Data for this task:
[start]

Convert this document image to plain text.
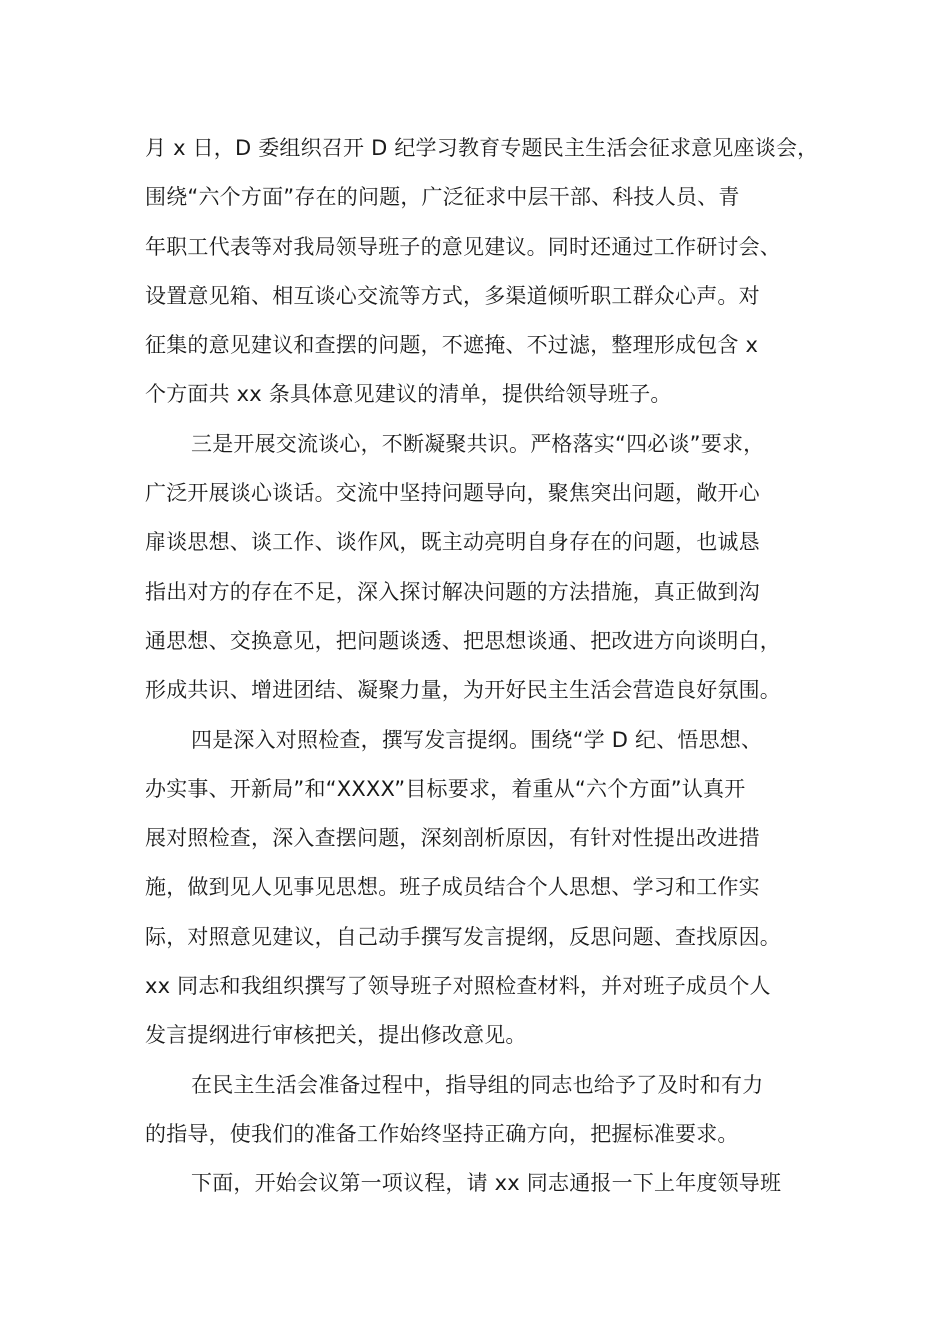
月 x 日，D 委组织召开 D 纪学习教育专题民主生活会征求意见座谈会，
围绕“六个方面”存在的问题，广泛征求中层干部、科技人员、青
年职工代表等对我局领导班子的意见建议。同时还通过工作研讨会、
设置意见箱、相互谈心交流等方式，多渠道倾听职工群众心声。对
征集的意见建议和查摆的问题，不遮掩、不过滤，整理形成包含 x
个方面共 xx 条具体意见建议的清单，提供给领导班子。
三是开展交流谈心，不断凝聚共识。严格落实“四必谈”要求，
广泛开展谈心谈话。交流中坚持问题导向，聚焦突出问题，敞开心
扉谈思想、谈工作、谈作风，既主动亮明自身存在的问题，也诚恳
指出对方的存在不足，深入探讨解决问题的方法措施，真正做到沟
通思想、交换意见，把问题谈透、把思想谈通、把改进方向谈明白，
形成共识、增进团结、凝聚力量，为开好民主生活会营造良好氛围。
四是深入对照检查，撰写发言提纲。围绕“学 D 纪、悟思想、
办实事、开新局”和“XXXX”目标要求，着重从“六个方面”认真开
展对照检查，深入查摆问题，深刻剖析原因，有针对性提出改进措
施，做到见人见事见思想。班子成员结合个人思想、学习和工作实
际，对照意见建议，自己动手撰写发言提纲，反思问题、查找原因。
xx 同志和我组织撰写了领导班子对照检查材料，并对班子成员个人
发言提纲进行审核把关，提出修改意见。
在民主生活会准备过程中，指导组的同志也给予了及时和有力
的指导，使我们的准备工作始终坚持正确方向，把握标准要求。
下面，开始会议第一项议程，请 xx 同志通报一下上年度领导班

[end]

Work to do: Identify the lines that contain the string "六个方面", and copy every one of them.

The solution:
围绕“六个方面”存在的问题，广泛征求中层干部、科技人员、青
办实事、开新局”和“XXXX”目标要求，着重从“六个方面”认真开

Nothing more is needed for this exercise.